-------- Material --------

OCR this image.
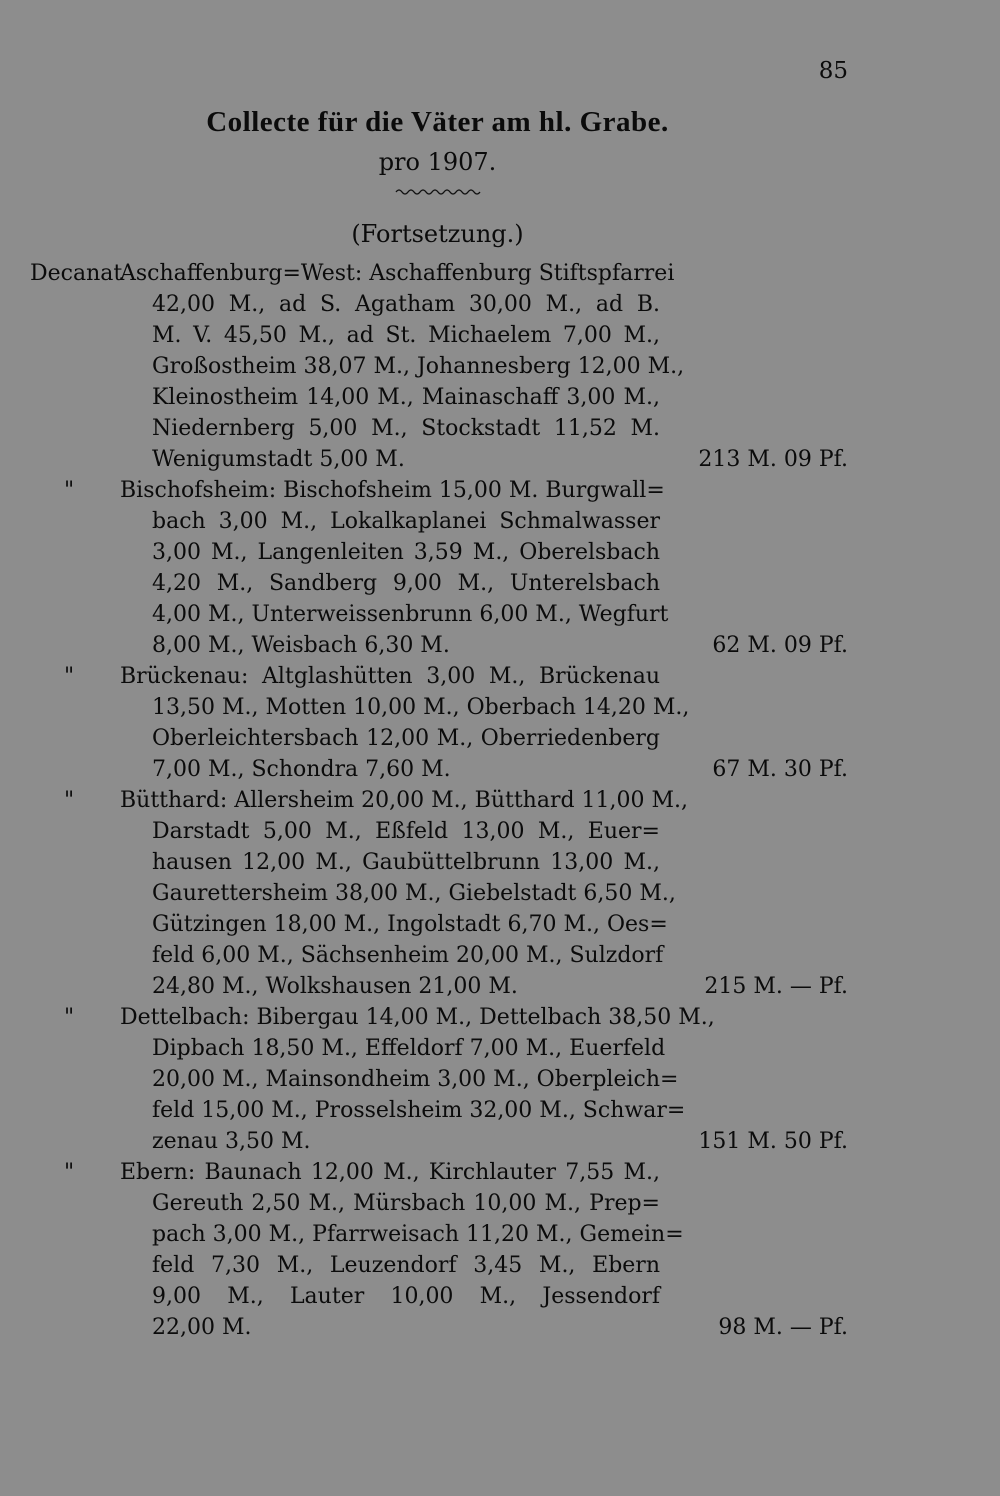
85
Collecte für die Väter am hl. Grabe.
pro 1907.
(Fortsetzung.)
Decanat
Aschaffenburg=West: Aschaffenburg Stiftspfarrei
42,00 M., ad S. Agatham 30,00 M., ad B.
M. V. 45,50 M., ad St. Michaelem 7,00 M.,
Großostheim 38,07 M., Johannesberg 12,00 M.,
Kleinostheim 14,00 M., Mainaschaff 3,00 M.,
Niedernberg 5,00 M., Stockstadt 11,52 M.
Wenigumstadt 5,00 M.	213 M. 09 Pf.
" Bischofsheim: Bischofsheim 15,00 M. Burgwall=
bach 3,00 M., Lokalkaplanei Schmalwasser
3,00 M., Langenleiten 3,59 M., Oberelsbach
4,20 M., Sandberg 9,00 M., Unterelsbach
4,00 M., Unterweissenbrunn 6,00 M., Wegfurt
8,00 M., Weisbach 6,30 M.	62 M. 09 Pf.
" Brückenau: Altglashütten 3,00 M., Brückenau
13,50 M., Motten 10,00 M., Oberbach 14,20 M.,
Oberleichtersbach 12,00 M., Oberriedenberg
7,00 M., Schondra 7,60 M.	67 M. 30 Pf.
" Bütthard: Allersheim 20,00 M., Bütthard 11,00 M.,
Darstadt 5,00 M., Eßfeld 13,00 M., Euer=
hausen 12,00 M., Gaubüttelbrunn 13,00 M.,
Gaurettersheim 38,00 M., Giebelstadt 6,50 M.,
Gützingen 18,00 M., Ingolstadt 6,70 M., Oes=
feld 6,00 M., Sächsenheim 20,00 M., Sulzdorf
24,80 M., Wolkshausen 21,00 M.	215 M. — Pf.
" Dettelbach: Bibergau 14,00 M., Dettelbach 38,50 M.,
Dipbach 18,50 M., Effeldorf 7,00 M., Euerfeld
20,00 M., Mainsondheim 3,00 M., Oberpleich=
feld 15,00 M., Prosselsheim 32,00 M., Schwar=
zenau 3,50 M.	151 M. 50 Pf.
" Ebern: Baunach 12,00 M., Kirchlauter 7,55 M.,
Gereuth 2,50 M., Mürsbach 10,00 M., Prep=
pach 3,00 M., Pfarrweisach 11,20 M., Gemein=
feld 7,30 M., Leuzendorf 3,45 M., Ebern
9,00 M., Lauter 10,00 M., Jessendorf
22,00 M.	98 M. — Pf.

--------

Do this: Excluding the pictures, restate the records above word for word.

Result:
OCR this image.
85
Collecte für die Väter am hl. Grabe.
pro 1907.
(Fortsetzung.)
Decanat
Aschaffenburg=West: Aschaffenburg Stiftspfarrei
42,00 M., ad S. Agatham 30,00 M., ad B.
M. V. 45,50 M., ad St. Michaelem 7,00 M.,
Großostheim 38,07 M., Johannesberg 12,00 M.,
Kleinostheim 14,00 M., Mainaschaff 3,00 M.,
Niedernberg 5,00 M., Stockstadt 11,52 M.
Wenigumstadt 5,00 M.	213 M. 09 Pf.
" Bischofsheim: Bischofsheim 15,00 M. Burgwall=
bach 3,00 M., Lokalkaplanei Schmalwasser
3,00 M., Langenleiten 3,59 M., Oberelsbach
4,20 M., Sandberg 9,00 M., Unterelsbach
4,00 M., Unterweissenbrunn 6,00 M., Wegfurt
8,00 M., Weisbach 6,30 M.	62 M. 09 Pf.
" Brückenau: Altglashütten 3,00 M., Brückenau
13,50 M., Motten 10,00 M., Oberbach 14,20 M.,
Oberleichtersbach 12,00 M., Oberriedenberg
7,00 M., Schondra 7,60 M.	67 M. 30 Pf.
" Bütthard: Allersheim 20,00 M., Bütthard 11,00 M.,
Darstadt 5,00 M., Eßfeld 13,00 M., Euer=
hausen 12,00 M., Gaubüttelbrunn 13,00 M.,
Gaurettersheim 38,00 M., Giebelstadt 6,50 M.,
Gützingen 18,00 M., Ingolstadt 6,70 M., Oes=
feld 6,00 M., Sächsenheim 20,00 M., Sulzdorf
24,80 M., Wolkshausen 21,00 M.	215 M. — Pf.
" Dettelbach: Bibergau 14,00 M., Dettelbach 38,50 M.,
Dipbach 18,50 M., Effeldorf 7,00 M., Euerfeld
20,00 M., Mainsondheim 3,00 M., Oberpleich=
feld 15,00 M., Prosselsheim 32,00 M., Schwar=
zenau 3,50 M.	151 M. 50 Pf.
" Ebern: Baunach 12,00 M., Kirchlauter 7,55 M.,
Gereuth 2,50 M., Mürsbach 10,00 M., Prep=
pach 3,00 M., Pfarrweisach 11,20 M., Gemein=
feld 7,30 M., Leuzendorf 3,45 M., Ebern
9,00 M., Lauter 10,00 M., Jessendorf
22,00 M.	98 M. — Pf.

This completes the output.